START DATASET EXTRACT

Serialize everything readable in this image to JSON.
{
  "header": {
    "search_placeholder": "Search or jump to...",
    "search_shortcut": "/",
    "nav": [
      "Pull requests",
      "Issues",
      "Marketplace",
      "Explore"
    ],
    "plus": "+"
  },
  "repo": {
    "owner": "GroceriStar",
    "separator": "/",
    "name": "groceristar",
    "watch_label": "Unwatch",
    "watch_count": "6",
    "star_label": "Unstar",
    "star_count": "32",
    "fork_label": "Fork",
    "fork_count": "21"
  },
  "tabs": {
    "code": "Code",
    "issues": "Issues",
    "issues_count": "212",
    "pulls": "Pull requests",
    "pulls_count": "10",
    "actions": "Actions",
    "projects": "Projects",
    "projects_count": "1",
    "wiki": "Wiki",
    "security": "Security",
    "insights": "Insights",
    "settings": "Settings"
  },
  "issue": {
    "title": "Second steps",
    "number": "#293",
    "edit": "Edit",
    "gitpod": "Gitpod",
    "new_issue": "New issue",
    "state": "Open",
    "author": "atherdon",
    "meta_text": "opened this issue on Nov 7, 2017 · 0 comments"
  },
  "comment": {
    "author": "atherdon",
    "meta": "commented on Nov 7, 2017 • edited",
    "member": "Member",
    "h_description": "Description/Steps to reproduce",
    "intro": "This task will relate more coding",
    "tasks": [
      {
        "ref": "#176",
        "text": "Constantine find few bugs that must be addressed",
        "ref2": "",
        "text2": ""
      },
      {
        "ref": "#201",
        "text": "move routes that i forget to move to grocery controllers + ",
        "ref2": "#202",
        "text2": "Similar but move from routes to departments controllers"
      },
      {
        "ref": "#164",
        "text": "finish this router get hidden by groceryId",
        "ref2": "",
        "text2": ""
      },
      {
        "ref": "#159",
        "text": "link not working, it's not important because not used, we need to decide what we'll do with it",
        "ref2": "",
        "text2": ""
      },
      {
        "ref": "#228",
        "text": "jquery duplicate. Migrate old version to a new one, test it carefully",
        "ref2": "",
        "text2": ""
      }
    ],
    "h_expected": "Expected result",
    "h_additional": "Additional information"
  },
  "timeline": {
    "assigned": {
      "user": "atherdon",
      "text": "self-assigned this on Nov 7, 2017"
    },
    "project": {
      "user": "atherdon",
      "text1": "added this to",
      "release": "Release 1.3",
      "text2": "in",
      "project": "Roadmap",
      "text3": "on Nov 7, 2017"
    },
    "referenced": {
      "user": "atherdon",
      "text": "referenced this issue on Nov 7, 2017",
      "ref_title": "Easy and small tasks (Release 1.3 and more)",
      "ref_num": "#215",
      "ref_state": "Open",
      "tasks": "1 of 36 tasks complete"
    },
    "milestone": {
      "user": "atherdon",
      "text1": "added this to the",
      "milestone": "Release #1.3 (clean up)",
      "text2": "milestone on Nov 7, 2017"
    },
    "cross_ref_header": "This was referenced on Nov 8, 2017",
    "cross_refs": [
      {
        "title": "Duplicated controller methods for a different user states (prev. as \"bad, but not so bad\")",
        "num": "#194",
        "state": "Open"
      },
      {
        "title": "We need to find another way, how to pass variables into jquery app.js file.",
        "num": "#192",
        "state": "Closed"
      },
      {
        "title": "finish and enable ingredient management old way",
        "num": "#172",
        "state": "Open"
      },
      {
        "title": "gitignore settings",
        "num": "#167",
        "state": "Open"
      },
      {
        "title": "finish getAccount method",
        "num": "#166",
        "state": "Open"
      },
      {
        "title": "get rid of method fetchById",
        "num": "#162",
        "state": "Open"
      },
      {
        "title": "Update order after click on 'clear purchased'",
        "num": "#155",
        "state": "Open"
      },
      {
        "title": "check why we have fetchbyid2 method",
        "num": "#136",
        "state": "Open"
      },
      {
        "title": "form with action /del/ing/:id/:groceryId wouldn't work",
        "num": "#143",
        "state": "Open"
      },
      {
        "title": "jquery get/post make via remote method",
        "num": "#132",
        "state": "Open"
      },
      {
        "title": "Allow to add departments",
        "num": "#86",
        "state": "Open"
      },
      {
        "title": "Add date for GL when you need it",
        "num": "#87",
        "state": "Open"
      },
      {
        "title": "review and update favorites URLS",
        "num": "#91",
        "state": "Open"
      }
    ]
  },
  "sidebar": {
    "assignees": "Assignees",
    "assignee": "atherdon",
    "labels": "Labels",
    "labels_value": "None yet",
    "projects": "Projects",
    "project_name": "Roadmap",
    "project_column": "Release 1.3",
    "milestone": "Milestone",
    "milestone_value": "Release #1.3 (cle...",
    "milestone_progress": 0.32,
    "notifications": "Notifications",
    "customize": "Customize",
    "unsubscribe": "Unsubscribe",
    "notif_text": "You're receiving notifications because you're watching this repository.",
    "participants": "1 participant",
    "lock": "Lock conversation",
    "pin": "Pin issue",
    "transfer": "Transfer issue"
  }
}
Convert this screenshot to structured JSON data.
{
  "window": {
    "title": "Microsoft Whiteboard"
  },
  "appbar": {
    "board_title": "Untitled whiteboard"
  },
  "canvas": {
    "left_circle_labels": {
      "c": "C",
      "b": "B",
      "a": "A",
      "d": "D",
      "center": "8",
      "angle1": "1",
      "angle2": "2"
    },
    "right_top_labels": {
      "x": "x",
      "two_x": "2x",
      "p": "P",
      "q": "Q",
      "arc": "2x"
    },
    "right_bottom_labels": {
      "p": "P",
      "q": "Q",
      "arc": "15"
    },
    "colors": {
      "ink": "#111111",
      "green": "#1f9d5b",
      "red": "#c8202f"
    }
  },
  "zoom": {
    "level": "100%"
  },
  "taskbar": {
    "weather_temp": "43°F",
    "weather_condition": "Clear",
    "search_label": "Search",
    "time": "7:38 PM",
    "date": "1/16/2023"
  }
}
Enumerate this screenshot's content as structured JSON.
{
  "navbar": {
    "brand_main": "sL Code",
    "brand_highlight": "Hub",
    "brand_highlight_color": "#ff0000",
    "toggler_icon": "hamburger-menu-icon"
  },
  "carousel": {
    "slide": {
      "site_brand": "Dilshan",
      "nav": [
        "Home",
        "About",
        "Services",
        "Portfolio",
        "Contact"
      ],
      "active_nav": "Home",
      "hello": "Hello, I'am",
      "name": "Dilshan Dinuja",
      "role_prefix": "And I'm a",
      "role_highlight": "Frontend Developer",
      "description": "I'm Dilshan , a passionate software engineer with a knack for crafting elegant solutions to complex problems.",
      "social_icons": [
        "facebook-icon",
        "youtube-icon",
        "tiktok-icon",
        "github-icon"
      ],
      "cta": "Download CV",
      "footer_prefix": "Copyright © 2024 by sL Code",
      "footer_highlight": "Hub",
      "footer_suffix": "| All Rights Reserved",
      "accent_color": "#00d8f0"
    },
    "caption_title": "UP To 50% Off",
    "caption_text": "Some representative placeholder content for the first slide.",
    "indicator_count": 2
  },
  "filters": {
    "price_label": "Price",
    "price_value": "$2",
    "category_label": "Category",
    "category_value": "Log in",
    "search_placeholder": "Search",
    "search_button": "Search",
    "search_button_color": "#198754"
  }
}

END DATASET EXTRACT

Every entry above should be retyped exactly as shown.

Serialize everything readable in this image to JSON.
{
  "header": {
    "search_placeholder": "Search or jump to...",
    "search_shortcut": "/",
    "nav": [
      "Pull requests",
      "Issues",
      "Marketplace",
      "Explore"
    ],
    "plus": "+"
  },
  "repo": {
    "owner": "GroceriStar",
    "separator": "/",
    "name": "groceristar",
    "watch_label": "Unwatch",
    "watch_count": "6",
    "star_label": "Unstar",
    "star_count": "32",
    "fork_label": "Fork",
    "fork_count": "21"
  },
  "tabs": {
    "code": "Code",
    "issues": "Issues",
    "issues_count": "212",
    "pulls": "Pull requests",
    "pulls_count": "10",
    "actions": "Actions",
    "projects": "Projects",
    "projects_count": "1",
    "wiki": "Wiki",
    "security": "Security",
    "insights": "Insights",
    "settings": "Settings"
  },
  "issue": {
    "title": "Second steps",
    "number": "#293",
    "edit": "Edit",
    "gitpod": "Gitpod",
    "new_issue": "New issue",
    "state": "Open",
    "author": "atherdon",
    "meta_text": "opened this issue on Nov 7, 2017 · 0 comments"
  },
  "comment": {
    "author": "atherdon",
    "meta": "commented on Nov 7, 2017 • edited",
    "member": "Member",
    "h_description": "Description/Steps to reproduce",
    "intro": "This task will relate more coding",
    "tasks": [
      {
        "ref": "#176",
        "text": "Constantine find few bugs that must be addressed",
        "ref2": "",
        "text2": ""
      },
      {
        "ref": "#201",
        "text": "move routes that i forget to move to grocery controllers + ",
        "ref2": "#202",
        "text2": "Similar but move from routes to departments controllers"
      },
      {
        "ref": "#164",
        "text": "finish this router get hidden by groceryId",
        "ref2": "",
        "text2": ""
      },
      {
        "ref": "#159",
        "text": "link not working, it's not important because not used, we need to decide what we'll do with it",
        "ref2": "",
        "text2": ""
      },
      {
        "ref": "#228",
        "text": "jquery duplicate. Migrate old version to a new one, test it carefully",
        "ref2": "",
        "text2": ""
      }
    ],
    "h_expected": "Expected result",
    "h_additional": "Additional information"
  },
  "timeline": {
    "assigned": {
      "user": "atherdon",
      "text": "self-assigned this on Nov 7, 2017"
    },
    "project": {
      "user": "atherdon",
      "text1": "added this to",
      "release": "Release 1.3",
      "text2": "in",
      "project": "Roadmap",
      "text3": "on Nov 7, 2017"
    },
    "referenced": {
      "user": "atherdon",
      "text": "referenced this issue on Nov 7, 2017",
      "ref_title": "Easy and small tasks (Release 1.3 and more)",
      "ref_num": "#215",
      "ref_state": "Open",
      "tasks": "1 of 36 tasks complete"
    },
    "milestone": {
      "user": "atherdon",
      "text1": "added this to the",
      "milestone": "Release #1.3 (clean up)",
      "text2": "milestone on Nov 7, 2017"
    },
    "cross_ref_header": "This was referenced on Nov 8, 2017",
    "cross_refs": [
      {
        "title": "Duplicated controller methods for a different user states (prev. as \"bad, but not so bad\")",
        "num": "#194",
        "state": "Open"
      },
      {
        "title": "We need to find another way, how to pass variables into jquery app.js file.",
        "num": "#192",
        "state": "Closed"
      },
      {
        "title": "finish and enable ingredient management old way",
        "num": "#172",
        "state": "Open"
      },
      {
        "title": "gitignore settings",
        "num": "#167",
        "state": "Open"
      },
      {
        "title": "finish getAccount method",
        "num": "#166",
        "state": "Open"
      },
      {
        "title": "get rid of method fetchById",
        "num": "#162",
        "state": "Open"
      },
      {
        "title": "Update order after click on 'clear purchased'",
        "num": "#155",
        "state": "Open"
      },
      {
        "title": "check why we have fetchbyid2 method",
        "num": "#136",
        "state": "Open"
      },
      {
        "title": "form with action /del/ing/:id/:groceryId wouldn't work",
        "num": "#143",
        "state": "Open"
      },
      {
        "title": "jquery get/post make via remote method",
        "num": "#132",
        "state": "Open"
      },
      {
        "title": "Allow to add departments",
        "num": "#86",
        "state": "Open"
      },
      {
        "title": "Add date for GL when you need it",
        "num": "#87",
        "state": "Open"
      },
      {
        "title": "review and update favorites URLS",
        "num": "#91",
        "state": "Open"
      }
    ]
  },
  "sidebar": {
    "assignees": "Assignees",
    "assignee": "atherdon",
    "labels": "Labels",
    "labels_value": "None yet",
    "projects": "Projects",
    "project_name": "Roadmap",
    "project_column": "Release 1.3",
    "milestone": "Milestone",
    "milestone_value": "Release #1.3 (cle...",
    "milestone_progress": 0.32,
    "notifications": "Notifications",
    "customize": "Customize",
    "unsubscribe": "Unsubscribe",
    "notif_text": "You're receiving notifications because you're watching this repository.",
    "participants": "1 participant",
    "lock": "Lock conversation",
    "pin": "Pin issue",
    "transfer": "Transfer issue"
  }
}
Convert this screenshot to structured JSON data.
{
  "window": {
    "title": "Microsoft Whiteboard"
  },
  "appbar": {
    "board_title": "Untitled whiteboard"
  },
  "canvas": {
    "left_circle_labels": {
      "c": "C",
      "b": "B",
      "a": "A",
      "d": "D",
      "center": "8",
      "angle1": "1",
      "angle2": "2"
    },
    "right_top_labels": {
      "x": "x",
      "two_x": "2x",
      "p": "P",
      "q": "Q",
      "arc": "2x"
    },
    "right_bottom_labels": {
      "p": "P",
      "q": "Q",
      "arc": "15"
    },
    "colors": {
      "ink": "#111111",
      "green": "#1f9d5b",
      "red": "#c8202f"
    }
  },
  "zoom": {
    "level": "100%"
  },
  "taskbar": {
    "weather_temp": "43°F",
    "weather_condition": "Clear",
    "search_label": "Search",
    "time": "7:38 PM",
    "date": "1/16/2023"
  }
}
Enumerate this screenshot's content as structured JSON.
{
  "navbar": {
    "brand_main": "sL Code",
    "brand_highlight": "Hub",
    "brand_highlight_color": "#ff0000",
    "toggler_icon": "hamburger-menu-icon"
  },
  "carousel": {
    "slide": {
      "site_brand": "Dilshan",
      "nav": [
        "Home",
        "About",
        "Services",
        "Portfolio",
        "Contact"
      ],
      "active_nav": "Home",
      "hello": "Hello, I'am",
      "name": "Dilshan Dinuja",
      "role_prefix": "And I'm a",
      "role_highlight": "Frontend Developer",
      "description": "I'm Dilshan , a passionate software engineer with a knack for crafting elegant solutions to complex problems.",
      "social_icons": [
        "facebook-icon",
        "youtube-icon",
        "tiktok-icon",
        "github-icon"
      ],
      "cta": "Download CV",
      "footer_prefix": "Copyright © 2024 by sL Code",
      "footer_highlight": "Hub",
      "footer_suffix": "| All Rights Reserved",
      "accent_color": "#00d8f0"
    },
    "caption_title": "UP To 50% Off",
    "caption_text": "Some representative placeholder content for the first slide.",
    "indicator_count": 2
  },
  "filters": {
    "price_label": "Price",
    "price_value": "$2",
    "category_label": "Category",
    "category_value": "Log in",
    "search_placeholder": "Search",
    "search_button": "Search",
    "search_button_color": "#198754"
  }
}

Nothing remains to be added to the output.